⟨

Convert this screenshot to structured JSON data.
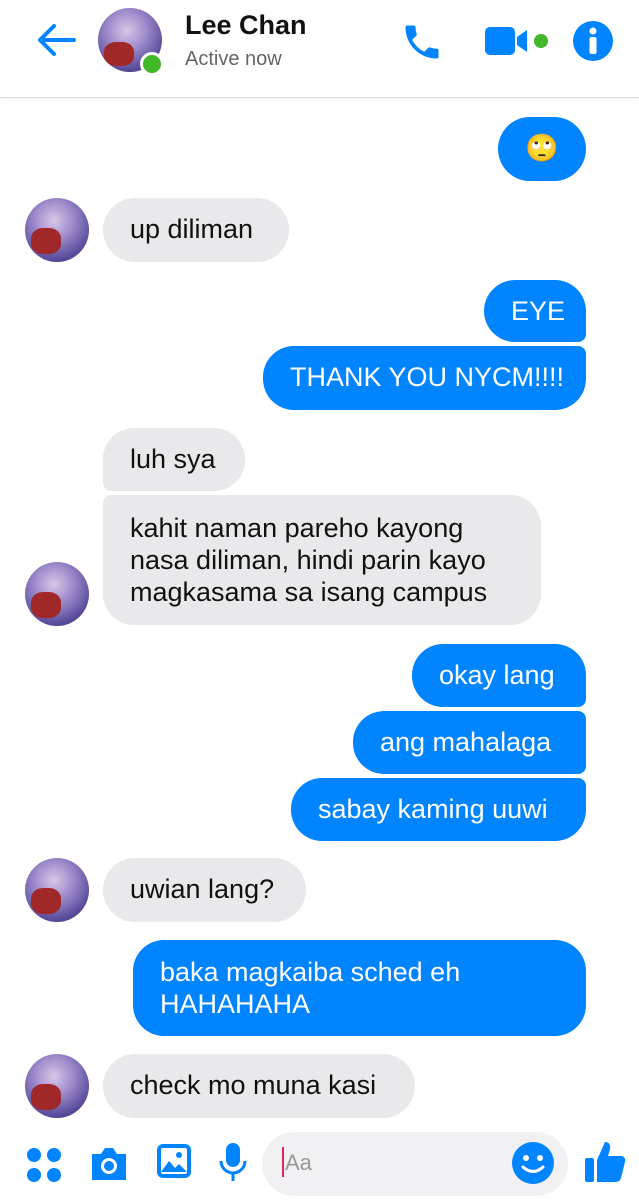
{
  "header": {
    "contact_name": "Lee Chan",
    "status": "Active now",
    "icons": [
      "back-arrow-icon",
      "phone-icon",
      "video-camera-icon",
      "info-icon"
    ]
  },
  "messages": [
    {
      "side": "out",
      "text": "🙄"
    },
    {
      "side": "in",
      "text": "up diliman"
    },
    {
      "side": "out",
      "text": "EYE"
    },
    {
      "side": "out",
      "text": "THANK YOU NYCM!!!!"
    },
    {
      "side": "in",
      "text": "luh sya"
    },
    {
      "side": "in",
      "lines": [
        "kahit naman pareho kayong",
        "nasa diliman, hindi parin kayo",
        "magkasama sa isang campus"
      ]
    },
    {
      "side": "out",
      "text": "okay lang"
    },
    {
      "side": "out",
      "text": "ang mahalaga"
    },
    {
      "side": "out",
      "text": "sabay kaming uuwi"
    },
    {
      "side": "in",
      "text": "uwian lang?"
    },
    {
      "side": "out",
      "lines": [
        "baka magkaiba sched eh",
        "HAHAHAHA"
      ]
    },
    {
      "side": "in",
      "text": "check mo muna kasi"
    }
  ],
  "composer": {
    "placeholder": "Aa",
    "icons": [
      "apps-icon",
      "camera-icon",
      "gallery-icon",
      "microphone-icon",
      "emoji-icon",
      "like-icon"
    ]
  },
  "colors": {
    "accent": "#0084ff",
    "incoming_bubble": "#e9e9eb",
    "online": "#42b72a"
  }
}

⟩

● Required task: Every line above should be repeated exactly; pictures stay out of the copy.

● Finished task:
Convert this screenshot to structured JSON data.
{
  "header": {
    "contact_name": "Lee Chan",
    "status": "Active now",
    "icons": [
      "back-arrow-icon",
      "phone-icon",
      "video-camera-icon",
      "info-icon"
    ]
  },
  "messages": [
    {
      "side": "out",
      "text": "🙄"
    },
    {
      "side": "in",
      "text": "up diliman"
    },
    {
      "side": "out",
      "text": "EYE"
    },
    {
      "side": "out",
      "text": "THANK YOU NYCM!!!!"
    },
    {
      "side": "in",
      "text": "luh sya"
    },
    {
      "side": "in",
      "lines": [
        "kahit naman pareho kayong",
        "nasa diliman, hindi parin kayo",
        "magkasama sa isang campus"
      ]
    },
    {
      "side": "out",
      "text": "okay lang"
    },
    {
      "side": "out",
      "text": "ang mahalaga"
    },
    {
      "side": "out",
      "text": "sabay kaming uuwi"
    },
    {
      "side": "in",
      "text": "uwian lang?"
    },
    {
      "side": "out",
      "lines": [
        "baka magkaiba sched eh",
        "HAHAHAHA"
      ]
    },
    {
      "side": "in",
      "text": "check mo muna kasi"
    }
  ],
  "composer": {
    "placeholder": "Aa",
    "icons": [
      "apps-icon",
      "camera-icon",
      "gallery-icon",
      "microphone-icon",
      "emoji-icon",
      "like-icon"
    ]
  },
  "colors": {
    "accent": "#0084ff",
    "incoming_bubble": "#e9e9eb",
    "online": "#42b72a"
  }
}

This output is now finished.